DVI exam

2020 201 problem 6

Let a triangular prism $ABCA'B'C'$ with a base $ABC$ be given, $D \in AB', E \in BC', F \in CA'.$ Find the ratio in which the plane $DEF$ divides the segment $AA',$ if $AD : DB' = 1 : 1,$ $BE : EC' = 1 : 2, CF : FA' = 1 : 3.$

Solution

Let $E',D',F'$ be the parallel projections of $D,E,F (DD' || AA' || EE' || FF')$ on the plane $ABC, H' = AE' \cap D'F', HH' || AA'.$ $\frac {BD'}{AD'} = \frac {BD}{AD} = 1, \frac {BE'}{CE'} = \frac {BE}{C'E} = \frac {1}{2} = k, \frac {CF'}{AF'} = \frac {CF}{A'F} = \frac {1}{3} = m.$

We use and get $\frac {F'H'}{H'D'} = \frac {2}{k(m+1)} = 3 = \frac {FH}{HD}.$ $\frac {E'H'}{AH'} = \frac {mk + 1}{k+1} = \frac {7}{9} = \frac {EH}{GH}.$ Let $DD' = x, FF'= y, DH = u, FH = v \implies HH' = \frac{yu + vx}{u+v }= \frac {7}{16}.$

Similarly $HH' = \frac{AG \cdot EH + EE' \cdot HG}{EH+HG} \implies AG = \frac {4}{7} \implies \frac {AG}{GA'} = \frac {4}{3}.$

Answer: $AG : GA' = 4 : 3.$

2020 202 problem 6

Let a tetrahedron $ABCD$ be given, $AB = BC = CD = 5, CA = AD = DB = 6.$ Find the cosine of the angle $\varphi$ between the edges $BC$ and $AD.$

Solution

Let us describe a parallelepiped $AC'BD'B'DA'C$ around a given tetrahedron $ABCD.$

$AB = CD \implies AC'BD'$ and $B'DA'C$ are equal rectangles.

$AC = BD \implies AB'CD'$ and $C'DA'B$ are equal rectangles.

::::::::

> Given instruction
Reproduce the DVI exam solutions verbatim between "Let us describe" and "and $C'DA'B$ are equal rectangles.", inclusive.

> Records excerpted from a collection
::::::::

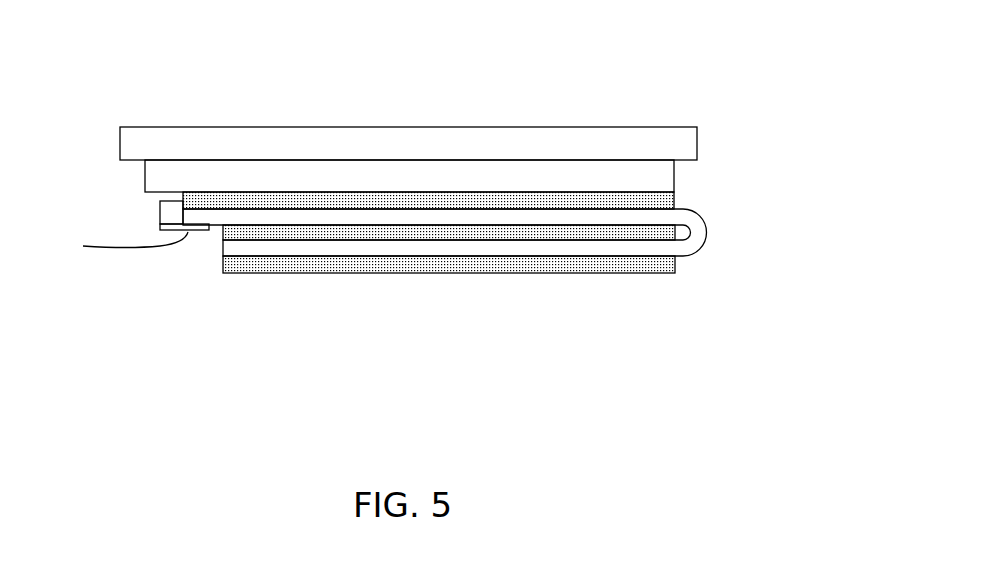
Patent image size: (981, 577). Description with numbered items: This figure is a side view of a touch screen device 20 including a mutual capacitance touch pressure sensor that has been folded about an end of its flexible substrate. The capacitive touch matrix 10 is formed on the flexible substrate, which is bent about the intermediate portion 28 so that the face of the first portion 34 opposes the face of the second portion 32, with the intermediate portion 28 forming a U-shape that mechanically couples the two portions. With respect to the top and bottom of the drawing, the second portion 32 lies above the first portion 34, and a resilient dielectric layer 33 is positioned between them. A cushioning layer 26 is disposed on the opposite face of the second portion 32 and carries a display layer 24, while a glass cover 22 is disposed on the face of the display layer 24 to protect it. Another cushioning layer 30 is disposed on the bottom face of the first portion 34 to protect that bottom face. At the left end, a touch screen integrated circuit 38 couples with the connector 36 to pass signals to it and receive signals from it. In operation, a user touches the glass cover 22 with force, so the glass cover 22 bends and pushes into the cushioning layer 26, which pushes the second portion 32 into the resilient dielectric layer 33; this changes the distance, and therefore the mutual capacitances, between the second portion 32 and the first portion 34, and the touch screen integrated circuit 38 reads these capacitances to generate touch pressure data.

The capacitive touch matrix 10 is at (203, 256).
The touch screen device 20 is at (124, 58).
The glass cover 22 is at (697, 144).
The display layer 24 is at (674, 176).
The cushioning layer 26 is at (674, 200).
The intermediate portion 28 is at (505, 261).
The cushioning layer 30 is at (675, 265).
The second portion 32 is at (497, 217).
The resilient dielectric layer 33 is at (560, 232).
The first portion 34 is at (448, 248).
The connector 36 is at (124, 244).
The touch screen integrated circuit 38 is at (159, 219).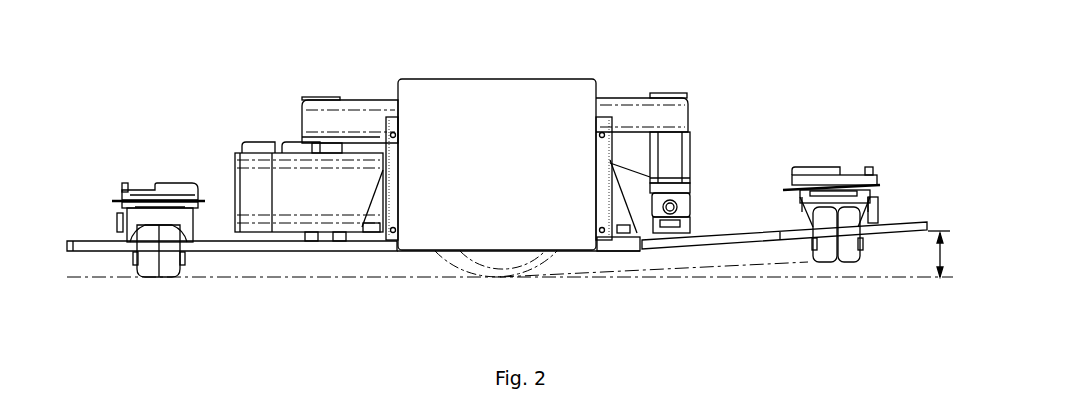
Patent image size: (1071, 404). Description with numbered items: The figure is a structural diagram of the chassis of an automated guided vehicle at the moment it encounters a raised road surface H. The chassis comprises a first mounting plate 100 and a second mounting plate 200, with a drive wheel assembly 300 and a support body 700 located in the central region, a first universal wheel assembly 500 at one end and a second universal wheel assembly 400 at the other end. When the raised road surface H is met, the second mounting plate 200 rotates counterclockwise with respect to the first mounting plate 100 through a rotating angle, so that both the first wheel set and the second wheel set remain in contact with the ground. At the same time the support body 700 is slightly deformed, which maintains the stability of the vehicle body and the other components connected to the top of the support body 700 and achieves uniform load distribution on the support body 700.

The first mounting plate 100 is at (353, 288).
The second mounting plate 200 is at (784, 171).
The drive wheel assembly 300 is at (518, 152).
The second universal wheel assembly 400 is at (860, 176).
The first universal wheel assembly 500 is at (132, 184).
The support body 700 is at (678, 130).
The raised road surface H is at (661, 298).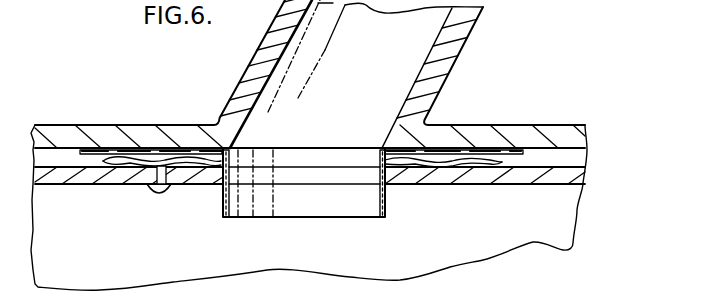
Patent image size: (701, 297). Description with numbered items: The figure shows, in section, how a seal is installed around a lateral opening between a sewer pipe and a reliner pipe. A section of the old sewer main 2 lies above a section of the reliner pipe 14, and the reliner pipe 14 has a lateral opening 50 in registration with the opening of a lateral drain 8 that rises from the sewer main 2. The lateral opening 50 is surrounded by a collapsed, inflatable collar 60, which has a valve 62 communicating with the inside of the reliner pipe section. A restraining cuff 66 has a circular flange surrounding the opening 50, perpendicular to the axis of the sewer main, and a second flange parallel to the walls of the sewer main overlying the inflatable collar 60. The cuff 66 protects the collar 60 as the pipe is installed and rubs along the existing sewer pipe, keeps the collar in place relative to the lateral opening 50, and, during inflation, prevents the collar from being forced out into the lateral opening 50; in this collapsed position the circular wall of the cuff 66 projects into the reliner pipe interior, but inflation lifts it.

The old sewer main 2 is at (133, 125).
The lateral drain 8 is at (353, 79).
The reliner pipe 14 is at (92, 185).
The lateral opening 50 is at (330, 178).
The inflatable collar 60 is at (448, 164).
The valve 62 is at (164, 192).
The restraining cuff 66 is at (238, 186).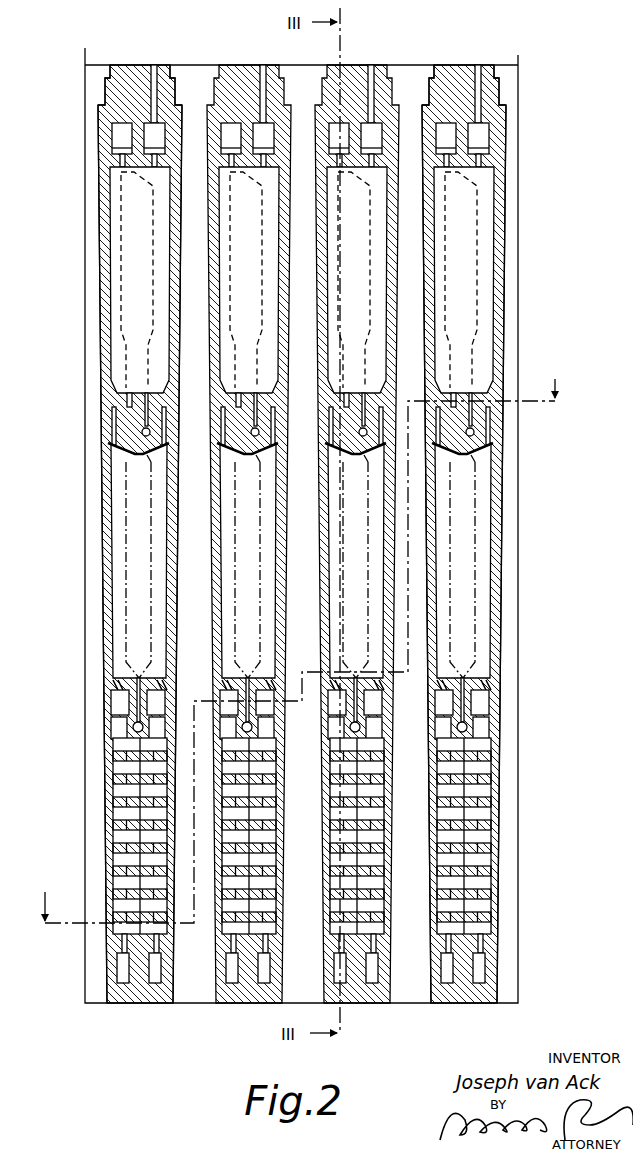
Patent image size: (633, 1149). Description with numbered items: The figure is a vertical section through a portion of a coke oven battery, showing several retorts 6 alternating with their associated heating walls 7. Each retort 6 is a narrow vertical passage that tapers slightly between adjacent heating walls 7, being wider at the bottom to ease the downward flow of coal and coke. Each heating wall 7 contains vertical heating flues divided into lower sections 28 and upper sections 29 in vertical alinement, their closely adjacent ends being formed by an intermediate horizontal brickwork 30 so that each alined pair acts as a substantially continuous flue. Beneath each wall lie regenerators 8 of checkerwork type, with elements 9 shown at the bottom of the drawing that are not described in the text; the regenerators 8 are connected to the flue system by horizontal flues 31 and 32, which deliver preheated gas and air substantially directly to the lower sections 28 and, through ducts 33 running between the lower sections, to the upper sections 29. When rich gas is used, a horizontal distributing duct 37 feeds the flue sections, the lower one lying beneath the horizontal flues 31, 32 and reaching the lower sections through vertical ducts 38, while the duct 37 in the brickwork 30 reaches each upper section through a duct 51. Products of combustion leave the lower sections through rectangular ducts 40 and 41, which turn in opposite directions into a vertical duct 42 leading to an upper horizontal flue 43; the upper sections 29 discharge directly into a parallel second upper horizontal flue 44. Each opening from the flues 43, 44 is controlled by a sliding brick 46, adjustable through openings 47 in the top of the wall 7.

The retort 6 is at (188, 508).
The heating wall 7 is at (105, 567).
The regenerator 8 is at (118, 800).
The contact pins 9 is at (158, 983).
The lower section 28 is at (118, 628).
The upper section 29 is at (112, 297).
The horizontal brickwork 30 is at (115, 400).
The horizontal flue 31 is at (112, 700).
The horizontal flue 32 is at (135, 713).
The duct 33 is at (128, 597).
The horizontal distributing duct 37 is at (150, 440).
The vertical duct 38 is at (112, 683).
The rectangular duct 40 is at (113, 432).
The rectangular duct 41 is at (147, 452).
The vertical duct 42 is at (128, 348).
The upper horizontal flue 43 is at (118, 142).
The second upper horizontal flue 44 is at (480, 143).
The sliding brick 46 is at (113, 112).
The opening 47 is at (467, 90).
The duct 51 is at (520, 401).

::::::::

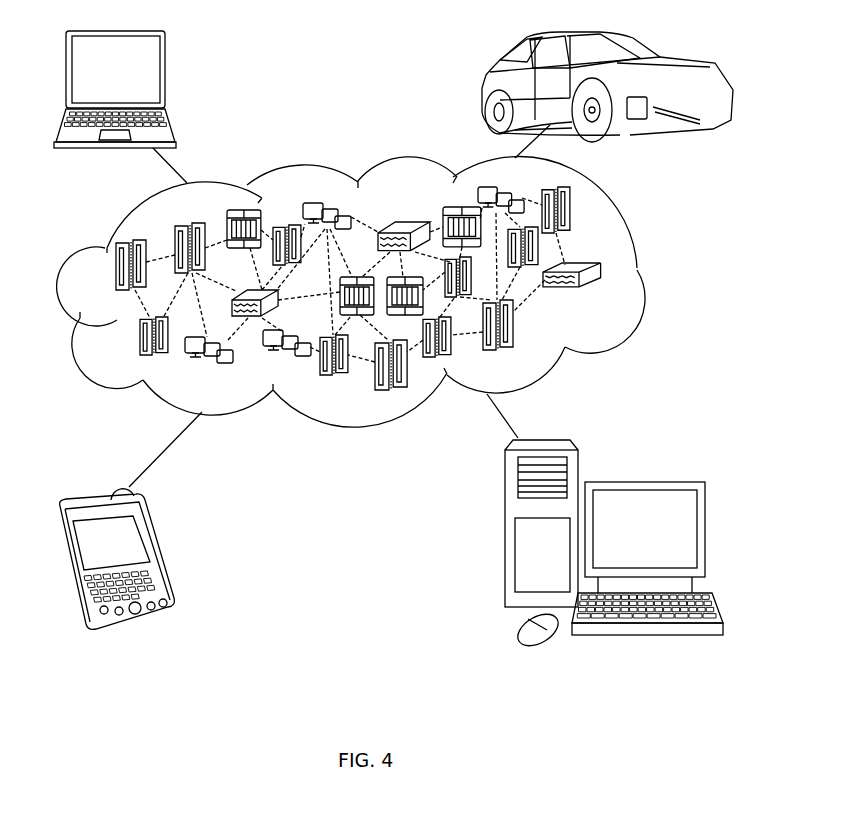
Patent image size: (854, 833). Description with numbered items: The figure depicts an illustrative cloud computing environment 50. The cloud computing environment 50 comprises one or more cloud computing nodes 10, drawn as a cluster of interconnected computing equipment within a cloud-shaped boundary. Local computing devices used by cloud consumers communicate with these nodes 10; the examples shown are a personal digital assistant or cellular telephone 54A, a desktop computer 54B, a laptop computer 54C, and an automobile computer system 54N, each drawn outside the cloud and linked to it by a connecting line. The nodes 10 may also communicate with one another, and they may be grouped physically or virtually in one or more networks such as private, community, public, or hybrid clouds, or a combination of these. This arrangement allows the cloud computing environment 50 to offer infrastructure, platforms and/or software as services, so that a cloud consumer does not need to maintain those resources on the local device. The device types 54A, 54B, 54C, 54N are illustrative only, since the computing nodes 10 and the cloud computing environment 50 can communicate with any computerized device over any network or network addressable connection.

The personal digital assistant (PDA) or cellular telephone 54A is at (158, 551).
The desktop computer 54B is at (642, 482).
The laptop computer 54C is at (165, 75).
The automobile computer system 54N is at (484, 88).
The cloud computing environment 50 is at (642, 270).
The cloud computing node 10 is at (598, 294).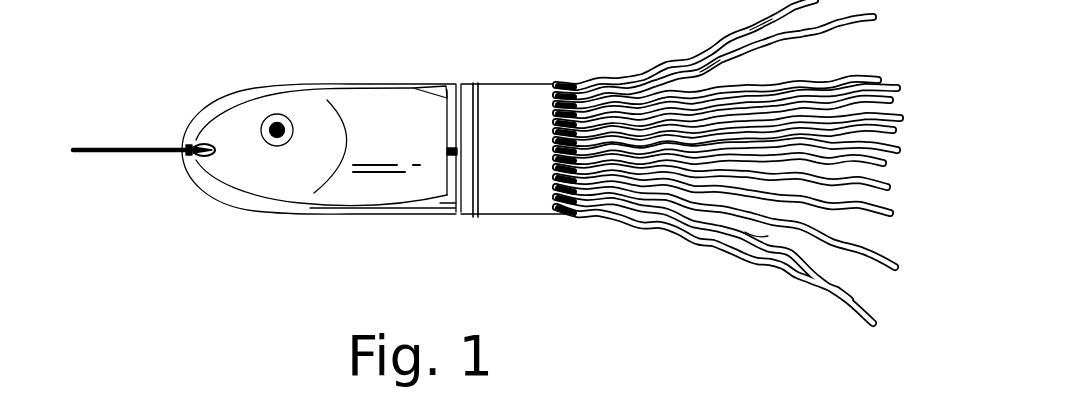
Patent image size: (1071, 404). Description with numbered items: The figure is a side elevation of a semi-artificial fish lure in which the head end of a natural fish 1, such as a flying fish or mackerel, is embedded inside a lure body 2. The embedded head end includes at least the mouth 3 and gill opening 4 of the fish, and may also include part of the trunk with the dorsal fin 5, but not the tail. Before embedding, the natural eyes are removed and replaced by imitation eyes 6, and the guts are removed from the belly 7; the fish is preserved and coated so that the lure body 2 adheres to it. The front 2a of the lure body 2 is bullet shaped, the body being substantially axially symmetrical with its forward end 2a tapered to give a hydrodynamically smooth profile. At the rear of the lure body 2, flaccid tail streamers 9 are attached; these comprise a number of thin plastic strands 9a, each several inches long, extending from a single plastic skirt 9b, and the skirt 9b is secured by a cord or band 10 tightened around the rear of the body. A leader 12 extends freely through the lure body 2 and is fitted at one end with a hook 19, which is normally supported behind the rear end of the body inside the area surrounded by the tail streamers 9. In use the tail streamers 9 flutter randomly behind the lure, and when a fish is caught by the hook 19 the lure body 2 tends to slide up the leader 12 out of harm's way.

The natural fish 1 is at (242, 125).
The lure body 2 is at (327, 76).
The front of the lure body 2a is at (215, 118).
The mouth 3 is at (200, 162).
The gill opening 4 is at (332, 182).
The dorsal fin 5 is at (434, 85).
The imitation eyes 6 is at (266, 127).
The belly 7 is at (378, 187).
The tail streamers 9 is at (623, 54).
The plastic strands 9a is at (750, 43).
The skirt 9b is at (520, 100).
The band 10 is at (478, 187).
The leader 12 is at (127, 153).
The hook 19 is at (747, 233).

::::::::

> The solution
Let us describe a parallelepiped $AC'BD'B'DA'C$ around a given tetrahedron $ABCD.$

$AB = CD \implies AC'BD'$ and $B'DA'C$ are equal rectangles.

$AC = BD \implies AB'CD'$ and $C'DA'B$ are equal rectangles.